* begin *
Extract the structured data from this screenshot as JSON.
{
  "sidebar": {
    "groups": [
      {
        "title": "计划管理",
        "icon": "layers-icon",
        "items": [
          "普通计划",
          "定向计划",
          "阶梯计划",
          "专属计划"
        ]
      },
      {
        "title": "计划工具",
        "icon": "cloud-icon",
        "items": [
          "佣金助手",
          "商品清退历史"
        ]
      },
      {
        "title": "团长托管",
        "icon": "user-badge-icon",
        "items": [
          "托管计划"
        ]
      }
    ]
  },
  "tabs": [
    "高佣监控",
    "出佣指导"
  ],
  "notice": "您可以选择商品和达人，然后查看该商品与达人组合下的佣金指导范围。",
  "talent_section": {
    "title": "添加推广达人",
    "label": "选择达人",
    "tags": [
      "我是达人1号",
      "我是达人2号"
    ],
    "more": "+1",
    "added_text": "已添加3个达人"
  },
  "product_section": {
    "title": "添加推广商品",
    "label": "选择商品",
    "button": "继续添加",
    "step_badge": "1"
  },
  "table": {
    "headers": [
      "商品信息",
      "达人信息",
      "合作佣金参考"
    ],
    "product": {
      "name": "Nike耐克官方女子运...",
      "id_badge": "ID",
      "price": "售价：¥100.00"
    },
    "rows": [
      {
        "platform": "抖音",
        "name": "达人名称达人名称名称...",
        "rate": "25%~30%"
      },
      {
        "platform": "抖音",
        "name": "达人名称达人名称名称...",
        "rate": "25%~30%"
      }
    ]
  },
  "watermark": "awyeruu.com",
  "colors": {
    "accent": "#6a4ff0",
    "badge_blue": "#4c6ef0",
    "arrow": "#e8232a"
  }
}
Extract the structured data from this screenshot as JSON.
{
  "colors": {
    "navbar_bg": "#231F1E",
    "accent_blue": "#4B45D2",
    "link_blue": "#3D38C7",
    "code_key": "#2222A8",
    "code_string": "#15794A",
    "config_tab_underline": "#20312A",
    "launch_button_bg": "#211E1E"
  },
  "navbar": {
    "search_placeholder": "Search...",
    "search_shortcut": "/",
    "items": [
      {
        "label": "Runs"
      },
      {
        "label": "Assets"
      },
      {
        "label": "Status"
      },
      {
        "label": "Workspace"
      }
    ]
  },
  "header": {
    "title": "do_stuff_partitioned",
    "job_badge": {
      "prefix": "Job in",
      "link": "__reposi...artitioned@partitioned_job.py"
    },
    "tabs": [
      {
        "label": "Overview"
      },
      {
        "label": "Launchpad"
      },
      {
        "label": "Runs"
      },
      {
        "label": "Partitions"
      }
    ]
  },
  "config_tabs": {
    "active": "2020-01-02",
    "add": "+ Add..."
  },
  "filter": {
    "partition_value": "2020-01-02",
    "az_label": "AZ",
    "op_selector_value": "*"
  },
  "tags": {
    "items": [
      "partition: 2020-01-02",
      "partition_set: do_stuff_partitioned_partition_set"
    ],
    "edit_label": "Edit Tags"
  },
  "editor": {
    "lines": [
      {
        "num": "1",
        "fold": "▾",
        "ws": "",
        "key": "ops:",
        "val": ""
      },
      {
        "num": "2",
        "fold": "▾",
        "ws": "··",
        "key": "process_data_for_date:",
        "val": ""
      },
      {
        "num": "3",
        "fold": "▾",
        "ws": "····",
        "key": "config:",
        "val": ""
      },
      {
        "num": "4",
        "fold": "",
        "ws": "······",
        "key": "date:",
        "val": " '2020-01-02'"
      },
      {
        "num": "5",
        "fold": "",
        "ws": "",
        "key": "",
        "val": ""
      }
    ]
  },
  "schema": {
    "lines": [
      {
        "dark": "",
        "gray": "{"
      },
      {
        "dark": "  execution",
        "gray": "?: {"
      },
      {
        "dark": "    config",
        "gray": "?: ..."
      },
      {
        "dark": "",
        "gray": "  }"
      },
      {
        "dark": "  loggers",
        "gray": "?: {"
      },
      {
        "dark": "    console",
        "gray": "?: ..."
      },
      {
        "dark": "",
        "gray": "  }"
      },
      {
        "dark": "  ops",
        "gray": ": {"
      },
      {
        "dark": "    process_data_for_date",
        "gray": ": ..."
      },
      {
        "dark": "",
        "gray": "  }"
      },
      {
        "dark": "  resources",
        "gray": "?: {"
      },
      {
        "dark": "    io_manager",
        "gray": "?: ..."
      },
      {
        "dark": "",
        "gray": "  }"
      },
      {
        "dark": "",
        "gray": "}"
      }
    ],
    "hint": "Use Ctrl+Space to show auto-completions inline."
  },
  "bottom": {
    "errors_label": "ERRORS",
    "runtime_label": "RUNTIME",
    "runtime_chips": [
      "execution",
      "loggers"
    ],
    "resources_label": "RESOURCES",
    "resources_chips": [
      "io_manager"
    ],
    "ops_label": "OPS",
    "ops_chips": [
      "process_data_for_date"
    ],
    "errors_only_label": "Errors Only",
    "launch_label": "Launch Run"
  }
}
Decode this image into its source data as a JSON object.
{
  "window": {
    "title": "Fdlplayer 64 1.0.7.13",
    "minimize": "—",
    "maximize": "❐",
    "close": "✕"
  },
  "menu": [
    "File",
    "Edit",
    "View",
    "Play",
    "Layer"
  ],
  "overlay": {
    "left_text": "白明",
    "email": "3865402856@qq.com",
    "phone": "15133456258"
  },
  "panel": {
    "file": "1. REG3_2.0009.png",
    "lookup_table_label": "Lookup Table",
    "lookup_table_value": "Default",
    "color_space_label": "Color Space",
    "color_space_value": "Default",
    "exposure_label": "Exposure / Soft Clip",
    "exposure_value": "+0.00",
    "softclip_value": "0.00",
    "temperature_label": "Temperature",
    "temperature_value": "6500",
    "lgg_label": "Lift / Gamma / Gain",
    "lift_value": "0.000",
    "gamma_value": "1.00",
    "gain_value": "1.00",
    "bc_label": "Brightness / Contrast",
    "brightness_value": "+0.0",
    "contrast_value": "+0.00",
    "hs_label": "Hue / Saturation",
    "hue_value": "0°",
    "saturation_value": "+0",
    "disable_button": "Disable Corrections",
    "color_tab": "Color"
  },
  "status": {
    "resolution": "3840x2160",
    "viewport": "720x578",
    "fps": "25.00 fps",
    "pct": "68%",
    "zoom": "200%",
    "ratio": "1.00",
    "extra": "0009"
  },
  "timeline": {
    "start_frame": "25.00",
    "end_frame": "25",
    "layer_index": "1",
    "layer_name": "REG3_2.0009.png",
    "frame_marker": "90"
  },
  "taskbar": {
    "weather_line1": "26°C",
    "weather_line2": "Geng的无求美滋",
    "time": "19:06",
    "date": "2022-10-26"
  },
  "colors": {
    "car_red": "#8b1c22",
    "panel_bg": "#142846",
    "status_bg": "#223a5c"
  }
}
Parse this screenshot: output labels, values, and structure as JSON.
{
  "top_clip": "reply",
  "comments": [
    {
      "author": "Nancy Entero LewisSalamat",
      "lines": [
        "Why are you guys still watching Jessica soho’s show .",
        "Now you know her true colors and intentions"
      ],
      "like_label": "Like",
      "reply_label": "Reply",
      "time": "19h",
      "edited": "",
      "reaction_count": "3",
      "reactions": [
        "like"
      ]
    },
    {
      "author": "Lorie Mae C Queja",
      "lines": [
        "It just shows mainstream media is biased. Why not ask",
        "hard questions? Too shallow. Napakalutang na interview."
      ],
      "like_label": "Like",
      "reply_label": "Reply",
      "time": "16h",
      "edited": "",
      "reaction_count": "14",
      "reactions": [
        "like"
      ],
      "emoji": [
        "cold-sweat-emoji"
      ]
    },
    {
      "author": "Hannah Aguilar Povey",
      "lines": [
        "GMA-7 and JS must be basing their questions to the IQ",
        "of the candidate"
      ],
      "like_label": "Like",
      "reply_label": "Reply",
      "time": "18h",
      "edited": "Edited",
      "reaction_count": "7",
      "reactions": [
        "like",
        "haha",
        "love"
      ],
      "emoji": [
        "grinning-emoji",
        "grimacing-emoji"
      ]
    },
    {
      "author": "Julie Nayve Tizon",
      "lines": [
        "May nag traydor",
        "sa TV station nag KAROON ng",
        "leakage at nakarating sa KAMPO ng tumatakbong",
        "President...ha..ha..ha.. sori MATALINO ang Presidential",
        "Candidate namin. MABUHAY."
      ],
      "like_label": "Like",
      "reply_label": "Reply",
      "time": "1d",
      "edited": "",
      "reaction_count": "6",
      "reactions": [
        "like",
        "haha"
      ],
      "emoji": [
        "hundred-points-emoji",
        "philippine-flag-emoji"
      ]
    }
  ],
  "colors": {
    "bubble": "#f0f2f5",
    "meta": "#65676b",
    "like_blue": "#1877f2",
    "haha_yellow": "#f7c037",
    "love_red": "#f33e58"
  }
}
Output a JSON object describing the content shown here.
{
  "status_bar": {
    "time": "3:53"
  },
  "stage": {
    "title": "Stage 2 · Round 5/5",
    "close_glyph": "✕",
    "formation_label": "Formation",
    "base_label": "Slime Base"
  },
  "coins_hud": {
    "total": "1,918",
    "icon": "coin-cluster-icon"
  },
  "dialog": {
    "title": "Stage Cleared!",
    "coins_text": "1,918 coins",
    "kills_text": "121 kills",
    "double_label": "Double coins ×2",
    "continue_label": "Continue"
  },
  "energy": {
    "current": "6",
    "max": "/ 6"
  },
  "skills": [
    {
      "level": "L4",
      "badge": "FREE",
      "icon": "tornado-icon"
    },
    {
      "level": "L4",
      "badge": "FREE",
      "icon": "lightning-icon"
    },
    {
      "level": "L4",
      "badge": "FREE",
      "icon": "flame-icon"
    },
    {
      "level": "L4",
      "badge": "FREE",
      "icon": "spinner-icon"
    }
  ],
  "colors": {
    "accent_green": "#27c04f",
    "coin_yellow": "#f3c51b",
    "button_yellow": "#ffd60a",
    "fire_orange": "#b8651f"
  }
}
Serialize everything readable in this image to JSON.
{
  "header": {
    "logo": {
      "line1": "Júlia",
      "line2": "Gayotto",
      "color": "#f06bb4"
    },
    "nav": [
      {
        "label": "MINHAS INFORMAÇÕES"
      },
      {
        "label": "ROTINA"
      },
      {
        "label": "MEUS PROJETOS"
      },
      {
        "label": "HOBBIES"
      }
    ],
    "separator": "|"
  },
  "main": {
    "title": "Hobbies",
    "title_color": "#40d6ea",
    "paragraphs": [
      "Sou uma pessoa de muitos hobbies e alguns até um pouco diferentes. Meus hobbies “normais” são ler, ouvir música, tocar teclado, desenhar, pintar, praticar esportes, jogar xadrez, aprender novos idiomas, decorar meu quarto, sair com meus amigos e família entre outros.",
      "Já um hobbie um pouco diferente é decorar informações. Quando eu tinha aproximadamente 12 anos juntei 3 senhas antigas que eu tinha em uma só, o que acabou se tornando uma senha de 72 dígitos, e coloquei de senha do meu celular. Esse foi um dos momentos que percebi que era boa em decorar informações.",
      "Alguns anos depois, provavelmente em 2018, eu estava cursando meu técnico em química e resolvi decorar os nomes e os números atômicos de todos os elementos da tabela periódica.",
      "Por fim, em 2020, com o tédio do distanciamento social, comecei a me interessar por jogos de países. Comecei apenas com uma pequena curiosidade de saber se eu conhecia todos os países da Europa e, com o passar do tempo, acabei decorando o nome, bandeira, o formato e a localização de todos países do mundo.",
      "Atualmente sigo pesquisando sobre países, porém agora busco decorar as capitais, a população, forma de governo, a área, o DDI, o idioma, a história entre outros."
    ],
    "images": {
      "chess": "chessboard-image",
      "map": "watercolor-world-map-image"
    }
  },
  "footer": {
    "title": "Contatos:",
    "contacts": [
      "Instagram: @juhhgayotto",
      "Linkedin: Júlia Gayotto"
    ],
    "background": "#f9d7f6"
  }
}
* end *
> **Exercise brief**:
Search the data for the word "this" and copy each line where it appears.

> **Solution to the problem**:
Extract the structured data from this screenshot as JSON.
Extract the structured data from this screenshot as JSON.
Decode this image into its source data as a JSON object.
Parse this screenshot: output labels, values, and structure as JSON.
Serialize everything readable in this image to JSON.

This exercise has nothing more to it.